Aufgabe 1: Aktualisiere in den Datensätzen den Abschnitt vom Anfang bis einschließlich der Zeile mit "yes-label-1: 是 bbox=[257, 394, 283, 410]": Ersetze dort "bbox" durch "box" und lass alles andere unverändert.

___

# Suche Boot, Alu, CE-C, gut ruderbar



## Geraetefetischist (5. September 2007)

Ich bin mit meinem Bruder am überlegen, meinen Kahn (Barro RB 440) nächstes Jahr hier an nen festen Liegeplatz zu legen, und den Trailer mit nem Zweitboot zu beladen, und da bräuchte ich mal ne Marktübersicht. Ich hab bisher nur die Linder Sportsman gefunden, die passen könnten.
Sollte auf jeden Fall nen sehr vielseitige angelegenheit sein (Talsperren, NL, Ostsee, Kanal, evtl. Wattenmeer und Norwegen wären so die Haupteinsatzgebiete). 

Vorraussetzungen:
-Sollte sich gut rudern lassen, dass es hier auch auf den Sperren einzusetzen ist
-CE Kategorie C sollte auch sein, damit man's (im Rahmen) auf der Ost- und Nordsee fahren kann. Also schon recht rauhwassertauglich.
-Ich hätt gern nen Alurumpf, weil das einfach unkaputtbarer ist wenn man irgendwo mal nen grösseres Steinchen rammt.
-Motorisierung mit mindestens 10 PS möglich
-Mindestlänge 4m und Mindestbreite würd ich so um 1,6m ansetzen
-Maximalgewicht 200 kg in Standartausstattung, sonst müsste ich auch noch nen anderen Trailer haben, und vermutlich wird das Rudern dann auch schwer.

Gibts da noch andere ausser dem Linder? Und hat das wer, wie fährt sich das?

Danke schonmal.

Just Monsters
holger


----------



## Torsk1 (5. September 2007)

*AW: Suche Boot, Alu, CE-C, gut ruderbar*



Geraetefetischist schrieb:


> -CE Kategorie C sollte auch sein, damit man's (im Rahmen) auf der Ost- und Nordsee fahren kann. Also schon recht rauhwassertauglich.


 
C hat aber nur das Linder 460 Arkip, und ob die Linderboote rauhwassertauglich sind bezweifel ich auch


----------



## Pikepauly (5. September 2007)

*AW: Suche Boot, Alu, CE-C, gut ruderbar*

Hi!
Ich fahr schon ein paar Jahre mit einem Linder 410 über mein Vereinsgewässer. (Baggersee)
Ich finds toll, gerade als robustes, pflegeleichtes Boot.


----------



## Dxlfxn (5. September 2007)

___

Aufgabe 2:
Beantworte anhand des Forumsthreads zum Bootskauf:
(a) Welches Boot besitzt Geraetefetischist bereits?
(b) Welches Linder-Modell hat laut Torsk1 die CE-Kategorie C?
(c) Wo fährt Pikepauly mit seinem Linder 410?

Rohe Datensätze:
___

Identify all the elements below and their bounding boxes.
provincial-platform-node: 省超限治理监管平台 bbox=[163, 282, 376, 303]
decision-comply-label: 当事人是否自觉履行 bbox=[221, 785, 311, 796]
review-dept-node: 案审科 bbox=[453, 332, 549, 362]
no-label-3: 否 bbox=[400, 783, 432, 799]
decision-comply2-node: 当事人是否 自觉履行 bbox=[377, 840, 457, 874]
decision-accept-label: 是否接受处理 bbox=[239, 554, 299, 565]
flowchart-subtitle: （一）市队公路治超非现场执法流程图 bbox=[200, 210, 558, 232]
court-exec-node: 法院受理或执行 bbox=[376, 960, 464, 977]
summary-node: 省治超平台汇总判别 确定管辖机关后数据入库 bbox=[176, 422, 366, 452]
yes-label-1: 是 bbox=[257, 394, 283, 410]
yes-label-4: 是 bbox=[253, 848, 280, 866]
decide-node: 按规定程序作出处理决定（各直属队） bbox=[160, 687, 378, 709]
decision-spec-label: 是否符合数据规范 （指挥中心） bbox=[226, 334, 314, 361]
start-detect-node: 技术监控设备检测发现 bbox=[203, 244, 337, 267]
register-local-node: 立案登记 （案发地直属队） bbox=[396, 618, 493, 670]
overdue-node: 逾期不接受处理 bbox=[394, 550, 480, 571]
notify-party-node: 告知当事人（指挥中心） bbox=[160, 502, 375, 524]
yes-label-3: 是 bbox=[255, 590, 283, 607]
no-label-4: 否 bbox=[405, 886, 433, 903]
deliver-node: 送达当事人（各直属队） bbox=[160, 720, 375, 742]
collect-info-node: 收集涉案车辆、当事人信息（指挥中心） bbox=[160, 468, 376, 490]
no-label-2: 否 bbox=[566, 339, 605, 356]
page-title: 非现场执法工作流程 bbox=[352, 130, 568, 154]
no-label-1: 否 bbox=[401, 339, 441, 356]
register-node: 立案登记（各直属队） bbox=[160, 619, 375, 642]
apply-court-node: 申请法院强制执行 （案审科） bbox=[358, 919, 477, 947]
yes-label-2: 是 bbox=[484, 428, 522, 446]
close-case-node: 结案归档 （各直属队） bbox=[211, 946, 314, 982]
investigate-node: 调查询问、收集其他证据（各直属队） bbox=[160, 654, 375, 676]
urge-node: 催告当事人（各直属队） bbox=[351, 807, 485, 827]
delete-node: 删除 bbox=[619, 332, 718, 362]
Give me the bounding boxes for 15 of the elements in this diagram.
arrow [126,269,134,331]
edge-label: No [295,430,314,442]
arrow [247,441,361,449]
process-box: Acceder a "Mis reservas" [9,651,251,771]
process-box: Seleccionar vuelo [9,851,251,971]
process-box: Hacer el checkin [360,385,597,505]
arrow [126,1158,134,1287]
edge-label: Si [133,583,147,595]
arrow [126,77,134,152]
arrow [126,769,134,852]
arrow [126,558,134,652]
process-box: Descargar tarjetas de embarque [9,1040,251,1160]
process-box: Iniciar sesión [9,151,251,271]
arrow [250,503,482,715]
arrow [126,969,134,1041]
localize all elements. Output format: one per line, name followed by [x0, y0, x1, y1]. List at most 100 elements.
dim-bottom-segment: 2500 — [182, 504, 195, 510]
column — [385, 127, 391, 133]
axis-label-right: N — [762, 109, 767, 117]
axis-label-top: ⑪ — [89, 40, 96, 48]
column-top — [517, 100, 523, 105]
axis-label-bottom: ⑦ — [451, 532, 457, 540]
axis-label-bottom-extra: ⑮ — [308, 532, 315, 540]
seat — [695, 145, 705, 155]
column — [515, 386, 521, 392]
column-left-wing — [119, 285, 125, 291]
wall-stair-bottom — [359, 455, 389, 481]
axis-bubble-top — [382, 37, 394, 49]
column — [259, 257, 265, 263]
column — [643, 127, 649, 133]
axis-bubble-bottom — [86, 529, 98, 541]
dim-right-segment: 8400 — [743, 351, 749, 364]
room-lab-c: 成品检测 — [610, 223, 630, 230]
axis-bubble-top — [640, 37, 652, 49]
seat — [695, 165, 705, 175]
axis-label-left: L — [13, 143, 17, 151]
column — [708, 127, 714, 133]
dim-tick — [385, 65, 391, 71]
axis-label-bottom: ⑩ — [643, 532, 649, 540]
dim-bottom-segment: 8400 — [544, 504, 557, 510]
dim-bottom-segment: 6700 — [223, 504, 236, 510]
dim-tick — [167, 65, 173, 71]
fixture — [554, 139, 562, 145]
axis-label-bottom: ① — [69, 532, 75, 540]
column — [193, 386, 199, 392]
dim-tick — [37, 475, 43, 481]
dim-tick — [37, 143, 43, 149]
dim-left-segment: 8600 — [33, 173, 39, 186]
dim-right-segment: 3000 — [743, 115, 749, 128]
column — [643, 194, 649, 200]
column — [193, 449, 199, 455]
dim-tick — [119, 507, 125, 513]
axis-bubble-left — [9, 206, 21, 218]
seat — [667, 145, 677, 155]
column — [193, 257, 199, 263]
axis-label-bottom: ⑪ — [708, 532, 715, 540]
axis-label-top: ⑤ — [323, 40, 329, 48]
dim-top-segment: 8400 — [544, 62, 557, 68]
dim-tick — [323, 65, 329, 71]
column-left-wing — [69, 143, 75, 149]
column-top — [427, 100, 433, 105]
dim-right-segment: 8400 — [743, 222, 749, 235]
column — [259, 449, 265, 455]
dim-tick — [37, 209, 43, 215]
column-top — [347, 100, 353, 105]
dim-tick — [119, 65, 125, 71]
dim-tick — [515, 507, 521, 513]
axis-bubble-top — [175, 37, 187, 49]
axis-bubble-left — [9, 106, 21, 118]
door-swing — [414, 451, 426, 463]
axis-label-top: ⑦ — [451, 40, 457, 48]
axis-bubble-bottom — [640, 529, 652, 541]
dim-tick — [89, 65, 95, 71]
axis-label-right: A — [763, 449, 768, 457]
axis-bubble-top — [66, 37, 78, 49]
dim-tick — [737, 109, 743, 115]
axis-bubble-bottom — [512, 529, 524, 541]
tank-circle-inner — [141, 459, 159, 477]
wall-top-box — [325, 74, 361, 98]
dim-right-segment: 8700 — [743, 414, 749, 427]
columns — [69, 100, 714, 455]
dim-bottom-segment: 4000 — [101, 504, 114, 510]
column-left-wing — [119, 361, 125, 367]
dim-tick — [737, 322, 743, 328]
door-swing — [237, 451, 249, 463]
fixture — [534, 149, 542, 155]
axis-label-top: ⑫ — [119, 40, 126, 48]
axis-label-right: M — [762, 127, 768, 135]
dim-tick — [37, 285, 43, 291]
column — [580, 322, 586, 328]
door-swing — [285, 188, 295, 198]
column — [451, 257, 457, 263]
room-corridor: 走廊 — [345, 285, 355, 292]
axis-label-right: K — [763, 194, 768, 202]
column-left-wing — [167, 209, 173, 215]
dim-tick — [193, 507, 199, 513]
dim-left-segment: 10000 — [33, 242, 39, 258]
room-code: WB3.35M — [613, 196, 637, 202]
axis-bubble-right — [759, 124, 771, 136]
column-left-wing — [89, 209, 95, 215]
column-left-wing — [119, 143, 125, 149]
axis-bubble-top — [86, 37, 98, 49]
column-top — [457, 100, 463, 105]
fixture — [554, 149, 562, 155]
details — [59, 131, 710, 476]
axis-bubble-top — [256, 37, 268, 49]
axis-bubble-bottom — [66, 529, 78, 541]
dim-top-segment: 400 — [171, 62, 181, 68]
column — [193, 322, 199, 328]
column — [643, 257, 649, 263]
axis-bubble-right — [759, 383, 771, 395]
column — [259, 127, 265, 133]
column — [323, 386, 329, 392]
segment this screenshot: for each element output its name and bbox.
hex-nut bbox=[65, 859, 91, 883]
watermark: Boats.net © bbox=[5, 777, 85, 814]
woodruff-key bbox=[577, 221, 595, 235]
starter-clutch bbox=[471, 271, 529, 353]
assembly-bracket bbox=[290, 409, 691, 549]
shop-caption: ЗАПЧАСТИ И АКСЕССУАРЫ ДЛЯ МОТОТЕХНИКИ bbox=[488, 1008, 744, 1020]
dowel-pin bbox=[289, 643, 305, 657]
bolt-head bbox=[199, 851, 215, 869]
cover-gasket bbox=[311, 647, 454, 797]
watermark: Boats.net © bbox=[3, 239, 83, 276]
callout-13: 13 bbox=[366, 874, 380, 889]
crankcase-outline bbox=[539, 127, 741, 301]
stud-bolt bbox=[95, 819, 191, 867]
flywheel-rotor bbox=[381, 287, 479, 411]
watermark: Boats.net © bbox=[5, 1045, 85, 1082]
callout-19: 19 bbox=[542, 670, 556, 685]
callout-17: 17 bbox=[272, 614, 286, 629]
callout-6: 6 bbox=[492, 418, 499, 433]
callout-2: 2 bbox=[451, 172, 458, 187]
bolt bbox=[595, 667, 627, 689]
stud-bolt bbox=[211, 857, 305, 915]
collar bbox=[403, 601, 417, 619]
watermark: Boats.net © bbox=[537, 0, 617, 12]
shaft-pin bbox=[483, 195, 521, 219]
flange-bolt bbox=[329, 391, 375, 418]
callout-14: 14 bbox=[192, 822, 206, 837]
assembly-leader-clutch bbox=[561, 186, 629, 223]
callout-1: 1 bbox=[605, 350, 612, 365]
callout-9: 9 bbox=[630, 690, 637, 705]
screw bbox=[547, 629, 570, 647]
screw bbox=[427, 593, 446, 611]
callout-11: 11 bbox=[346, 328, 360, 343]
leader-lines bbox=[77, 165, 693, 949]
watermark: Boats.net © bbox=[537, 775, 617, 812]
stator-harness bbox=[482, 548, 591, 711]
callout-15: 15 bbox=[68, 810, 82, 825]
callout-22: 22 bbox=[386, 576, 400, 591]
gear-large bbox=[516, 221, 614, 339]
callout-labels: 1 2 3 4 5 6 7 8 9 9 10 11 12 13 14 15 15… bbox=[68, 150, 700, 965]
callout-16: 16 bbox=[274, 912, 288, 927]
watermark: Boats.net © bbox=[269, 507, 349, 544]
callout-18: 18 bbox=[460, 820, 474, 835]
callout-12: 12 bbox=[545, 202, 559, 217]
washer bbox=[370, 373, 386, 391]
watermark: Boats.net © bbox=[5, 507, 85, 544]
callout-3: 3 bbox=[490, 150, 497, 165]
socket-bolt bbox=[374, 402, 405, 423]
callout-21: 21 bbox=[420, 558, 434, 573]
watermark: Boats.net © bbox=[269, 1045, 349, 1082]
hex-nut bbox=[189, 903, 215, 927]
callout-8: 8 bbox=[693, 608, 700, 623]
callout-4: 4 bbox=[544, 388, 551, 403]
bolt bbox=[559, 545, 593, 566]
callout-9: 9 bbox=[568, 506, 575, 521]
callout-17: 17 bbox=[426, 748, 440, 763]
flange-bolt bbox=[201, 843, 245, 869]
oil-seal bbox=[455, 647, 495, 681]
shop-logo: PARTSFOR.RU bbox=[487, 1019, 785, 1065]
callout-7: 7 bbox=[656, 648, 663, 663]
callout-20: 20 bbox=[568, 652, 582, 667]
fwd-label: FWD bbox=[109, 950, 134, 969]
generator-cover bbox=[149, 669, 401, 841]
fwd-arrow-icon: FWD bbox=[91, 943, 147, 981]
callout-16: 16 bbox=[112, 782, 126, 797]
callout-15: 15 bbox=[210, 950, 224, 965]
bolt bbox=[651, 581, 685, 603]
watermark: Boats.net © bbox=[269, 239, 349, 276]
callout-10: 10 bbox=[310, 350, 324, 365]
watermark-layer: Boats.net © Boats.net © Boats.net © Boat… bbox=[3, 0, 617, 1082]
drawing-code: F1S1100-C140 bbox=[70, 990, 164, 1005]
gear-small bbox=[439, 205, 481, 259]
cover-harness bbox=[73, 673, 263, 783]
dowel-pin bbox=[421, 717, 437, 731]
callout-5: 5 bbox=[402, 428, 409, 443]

___

Richtige Antwort 1:
Identify all the elements below and their bounding boxes.
provincial-platform-node: 省超限治理监管平台 box=[163, 282, 376, 303]
decision-comply-label: 当事人是否自觉履行 box=[221, 785, 311, 796]
review-dept-node: 案审科 box=[453, 332, 549, 362]
no-label-3: 否 box=[400, 783, 432, 799]
decision-comply2-node: 当事人是否 自觉履行 box=[377, 840, 457, 874]
decision-accept-label: 是否接受处理 box=[239, 554, 299, 565]
flowchart-subtitle: （一）市队公路治超非现场执法流程图 box=[200, 210, 558, 232]
court-exec-node: 法院受理或执行 box=[376, 960, 464, 977]
summary-node: 省治超平台汇总判别 确定管辖机关后数据入库 box=[176, 422, 366, 452]
yes-label-1: 是 box=[257, 394, 283, 410]

Richtige Antwort 2:
(a) Einen Barro RB 440.
(b) Das Linder 460 Arkip.
(c) Auf seinem Vereinsgewässer, einem Baggersee.